— Start of Record set —
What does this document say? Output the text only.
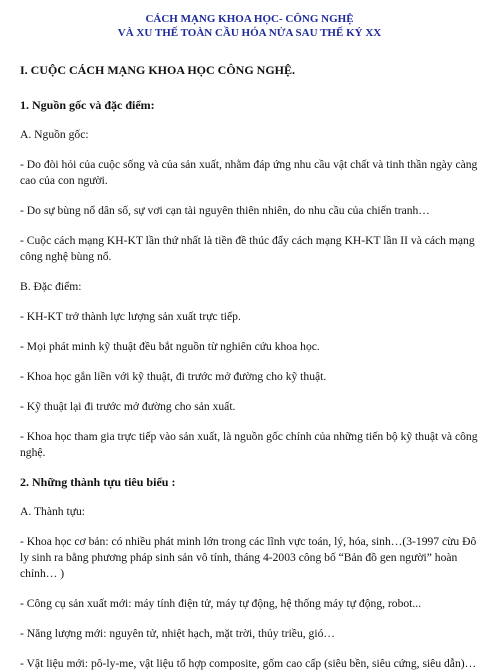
CÁCH MẠNG KHOA HỌC- CÔNG NGHỆ

VÀ XU THẾ TOÀN CẦU HÓA NỬA SAU THẾ KỶ XX

I. CUỘC CÁCH MẠNG KHOA HỌC CÔNG NGHỆ.

1. Nguồn gốc và đặc điểm:

A. Nguồn gốc:

- Do đòi hỏi của cuộc sống và của sản xuất, nhằm đáp ứng nhu cầu vật chất và tinh thần ngày càng cao của con người.

- Do sự bùng nổ dân số, sự vơi cạn tài nguyên thiên nhiên, do nhu cầu của chiến tranh…

- Cuộc cách mạng KH-KT lần thứ nhất là tiền đề thúc đẩy cách mạng KH-KT lần II và cách mạng công nghệ bùng nổ.

B. Đặc điểm:

- KH-KT trở thành lực lượng sản xuất trực tiếp.

- Mọi phát minh kỹ thuật đều bắt nguồn từ nghiên cứu khoa học.

- Khoa học gắn liền với kỹ thuật, đi trước mở đường cho kỹ thuật.

- Kỹ thuật lại đi trước mở đường cho sản xuất.

- Khoa học tham gia trực tiếp vào sản xuất, là nguồn gốc chính của những tiến bộ kỹ thuật và công nghệ.

2. Những thành tựu tiêu biểu :

A. Thành tựu:

- Khoa học cơ bản: có nhiều phát minh lớn trong các lĩnh vực toán, lý, hóa, sinh…(3-1997 cừu Đô ly sinh ra bằng phương pháp sinh sản vô tính, tháng 4-2003 công bố “Bản đồ gen người” hoàn chỉnh… )

- Công cụ sản xuất mới: máy tính điện tử, máy tự động, hệ thống máy tự động, robot...

- Năng lượng mới: nguyên tử, nhiệt hạch, mặt trời, thủy triều, gió…

- Vật liệu mới: pô-ly-me, vật liệu tổ hợp composite, gốm cao cấp (siêu bền, siêu cứng, siêu dẫn)…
— End of Record set —
**What the exercise asks**. Repeat the full listing above exactly, with no pictures in the copy.

**Task output**.
What does this document say? Output the text only.
CÁCH MẠNG KHOA HỌC- CÔNG NGHỆ

VÀ XU THẾ TOÀN CẦU HÓA NỬA SAU THẾ KỶ XX

I. CUỘC CÁCH MẠNG KHOA HỌC CÔNG NGHỆ.

1. Nguồn gốc và đặc điểm:

A. Nguồn gốc:

- Do đòi hỏi của cuộc sống và của sản xuất, nhằm đáp ứng nhu cầu vật chất và tinh thần ngày càng cao của con người.

- Do sự bùng nổ dân số, sự vơi cạn tài nguyên thiên nhiên, do nhu cầu của chiến tranh…

- Cuộc cách mạng KH-KT lần thứ nhất là tiền đề thúc đẩy cách mạng KH-KT lần II và cách mạng công nghệ bùng nổ.

B. Đặc điểm:

- KH-KT trở thành lực lượng sản xuất trực tiếp.

- Mọi phát minh kỹ thuật đều bắt nguồn từ nghiên cứu khoa học.

- Khoa học gắn liền với kỹ thuật, đi trước mở đường cho kỹ thuật.

- Kỹ thuật lại đi trước mở đường cho sản xuất.

- Khoa học tham gia trực tiếp vào sản xuất, là nguồn gốc chính của những tiến bộ kỹ thuật và công nghệ.

2. Những thành tựu tiêu biểu :

A. Thành tựu:

- Khoa học cơ bản: có nhiều phát minh lớn trong các lĩnh vực toán, lý, hóa, sinh…(3-1997 cừu Đô ly sinh ra bằng phương pháp sinh sản vô tính, tháng 4-2003 công bố “Bản đồ gen người” hoàn chỉnh… )

- Công cụ sản xuất mới: máy tính điện tử, máy tự động, hệ thống máy tự động, robot...

- Năng lượng mới: nguyên tử, nhiệt hạch, mặt trời, thủy triều, gió…

- Vật liệu mới: pô-ly-me, vật liệu tổ hợp composite, gốm cao cấp (siêu bền, siêu cứng, siêu dẫn)…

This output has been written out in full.